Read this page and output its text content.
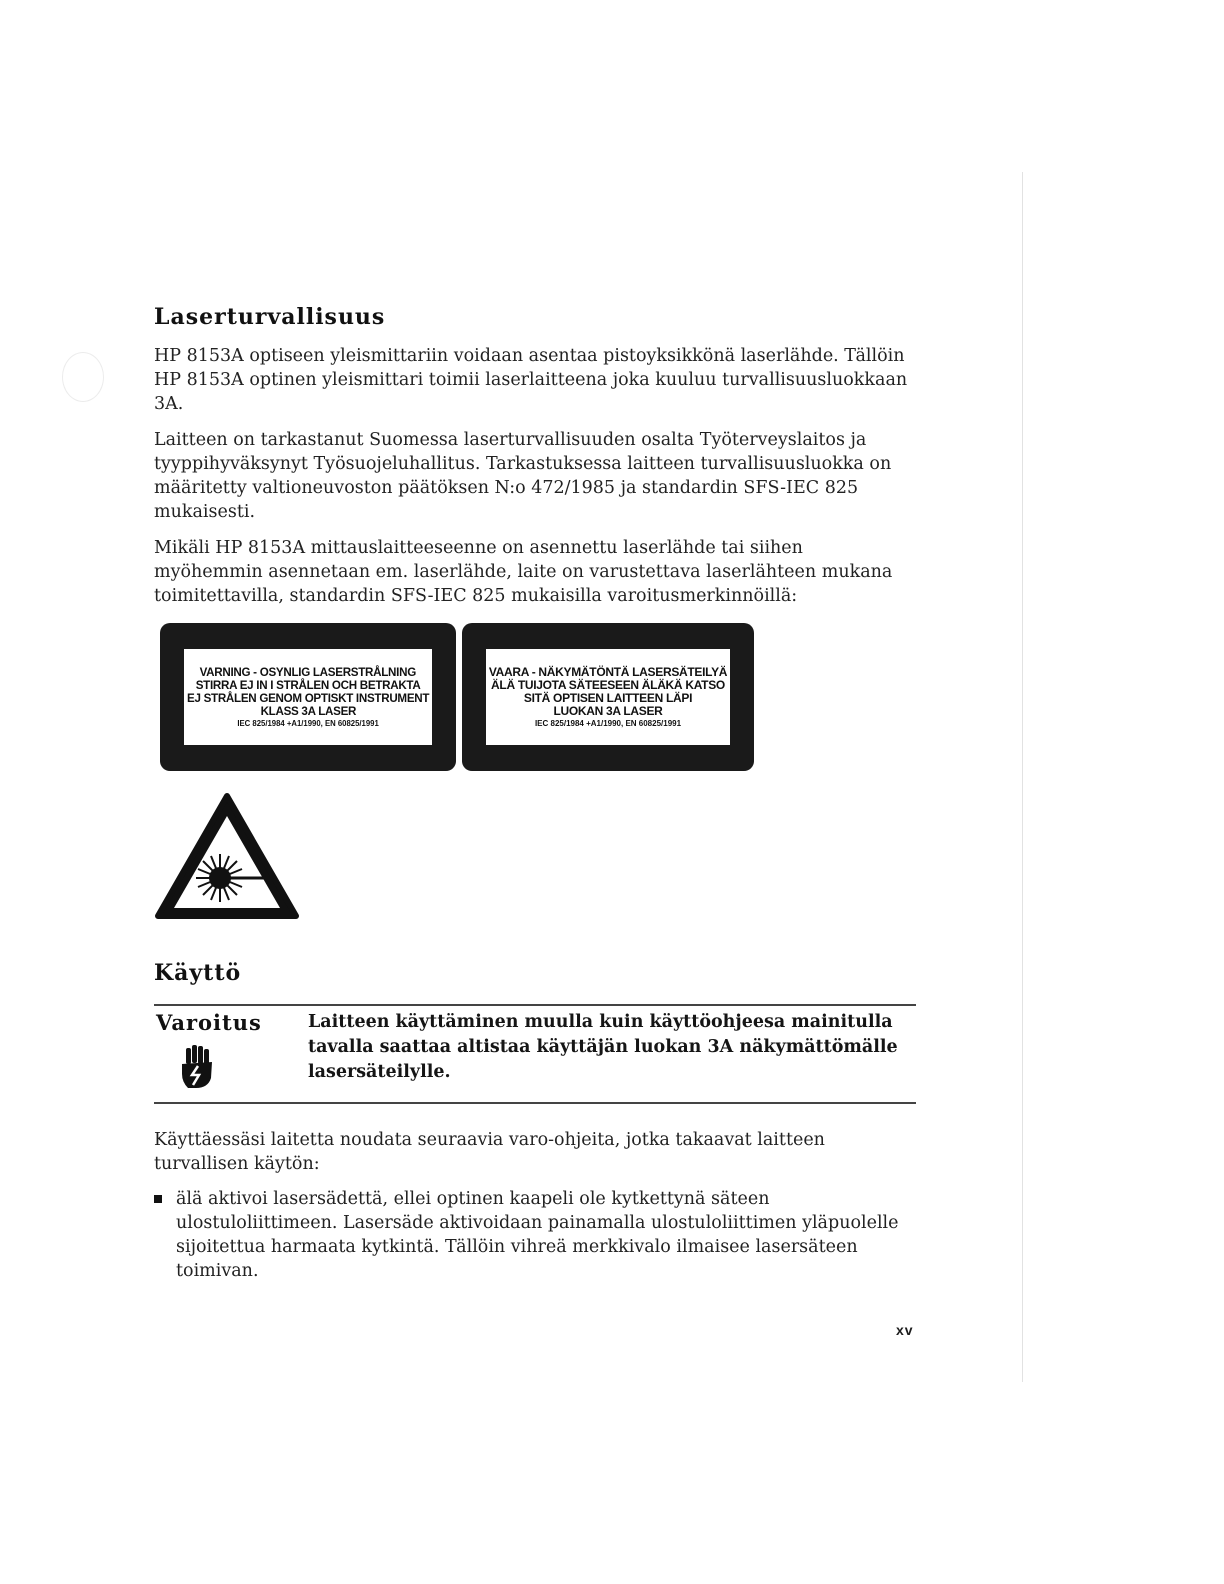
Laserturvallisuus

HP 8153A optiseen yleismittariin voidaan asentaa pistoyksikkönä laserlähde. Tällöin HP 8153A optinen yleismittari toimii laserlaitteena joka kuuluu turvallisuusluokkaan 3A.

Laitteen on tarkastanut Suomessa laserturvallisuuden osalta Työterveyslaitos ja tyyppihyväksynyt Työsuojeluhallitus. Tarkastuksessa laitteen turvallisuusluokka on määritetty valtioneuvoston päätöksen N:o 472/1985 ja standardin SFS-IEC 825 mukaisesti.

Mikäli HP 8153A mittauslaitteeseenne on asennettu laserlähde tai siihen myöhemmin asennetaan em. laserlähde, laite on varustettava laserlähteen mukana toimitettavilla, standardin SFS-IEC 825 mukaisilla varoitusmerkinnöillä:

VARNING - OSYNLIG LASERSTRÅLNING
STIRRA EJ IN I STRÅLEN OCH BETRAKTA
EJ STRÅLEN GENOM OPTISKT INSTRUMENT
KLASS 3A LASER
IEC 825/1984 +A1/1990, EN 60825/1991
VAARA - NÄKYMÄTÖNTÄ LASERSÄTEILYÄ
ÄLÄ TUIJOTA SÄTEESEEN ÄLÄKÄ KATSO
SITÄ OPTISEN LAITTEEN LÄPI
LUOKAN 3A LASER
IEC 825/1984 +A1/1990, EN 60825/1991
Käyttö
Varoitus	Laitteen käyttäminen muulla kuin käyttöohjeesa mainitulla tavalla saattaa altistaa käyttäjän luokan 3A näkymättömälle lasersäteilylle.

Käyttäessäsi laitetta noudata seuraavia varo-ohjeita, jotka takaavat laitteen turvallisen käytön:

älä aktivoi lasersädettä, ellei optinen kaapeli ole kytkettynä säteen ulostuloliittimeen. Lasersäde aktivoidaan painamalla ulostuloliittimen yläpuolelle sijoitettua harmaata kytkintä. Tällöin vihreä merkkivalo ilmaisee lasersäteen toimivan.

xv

++++++++++++++++++++

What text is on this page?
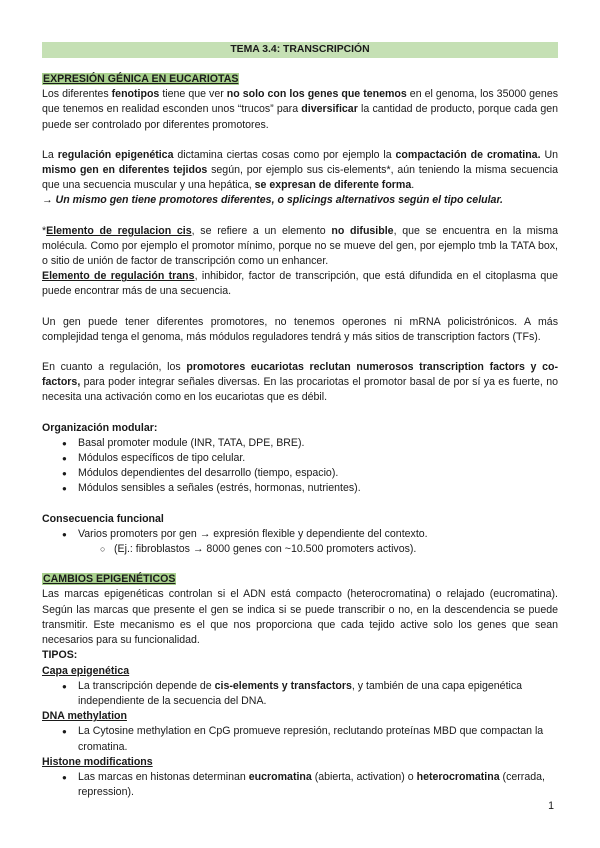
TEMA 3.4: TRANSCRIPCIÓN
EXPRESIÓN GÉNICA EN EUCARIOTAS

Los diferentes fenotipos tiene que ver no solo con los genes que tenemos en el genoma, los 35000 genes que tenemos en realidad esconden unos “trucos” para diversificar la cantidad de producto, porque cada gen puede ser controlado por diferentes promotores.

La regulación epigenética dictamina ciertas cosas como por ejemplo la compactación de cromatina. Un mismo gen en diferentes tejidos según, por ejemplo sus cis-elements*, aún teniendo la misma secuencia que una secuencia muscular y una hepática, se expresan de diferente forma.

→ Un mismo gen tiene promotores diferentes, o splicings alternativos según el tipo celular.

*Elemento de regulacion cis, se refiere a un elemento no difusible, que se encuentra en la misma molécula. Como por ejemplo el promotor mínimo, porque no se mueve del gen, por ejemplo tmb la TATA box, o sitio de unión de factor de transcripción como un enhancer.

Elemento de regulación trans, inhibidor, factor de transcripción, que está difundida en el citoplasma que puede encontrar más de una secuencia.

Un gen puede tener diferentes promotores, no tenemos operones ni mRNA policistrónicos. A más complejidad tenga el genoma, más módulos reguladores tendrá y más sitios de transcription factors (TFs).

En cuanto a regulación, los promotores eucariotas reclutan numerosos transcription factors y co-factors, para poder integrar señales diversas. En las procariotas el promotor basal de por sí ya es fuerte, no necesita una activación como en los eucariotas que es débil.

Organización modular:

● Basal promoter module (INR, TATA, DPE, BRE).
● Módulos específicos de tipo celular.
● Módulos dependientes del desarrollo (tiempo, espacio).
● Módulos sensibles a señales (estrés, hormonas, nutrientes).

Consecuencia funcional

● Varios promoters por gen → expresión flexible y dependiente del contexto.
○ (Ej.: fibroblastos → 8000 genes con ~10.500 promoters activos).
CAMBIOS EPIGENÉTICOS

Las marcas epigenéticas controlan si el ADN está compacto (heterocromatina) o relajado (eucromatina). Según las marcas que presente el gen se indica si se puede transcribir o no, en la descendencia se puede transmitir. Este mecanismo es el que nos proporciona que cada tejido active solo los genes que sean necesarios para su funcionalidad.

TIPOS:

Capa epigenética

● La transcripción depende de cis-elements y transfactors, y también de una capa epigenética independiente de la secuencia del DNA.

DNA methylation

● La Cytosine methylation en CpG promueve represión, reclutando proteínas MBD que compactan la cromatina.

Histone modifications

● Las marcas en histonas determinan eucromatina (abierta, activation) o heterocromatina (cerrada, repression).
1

++++++++++++++++++++

**What you will do**. Copy all lines above containing the string "elements".

**Exercise output**.
La regulación epigenética dictamina ciertas cosas como por ejemplo la compactación de cromatina. Un mismo gen en diferentes tejidos según, por ejemplo sus cis-elements*, aún teniendo la misma secuencia que una secuencia muscular y una hepática, se expresan de diferente forma.
● La transcripción depende de cis-elements y transfactors, y también de una capa epigenética independiente de la secuencia del DNA.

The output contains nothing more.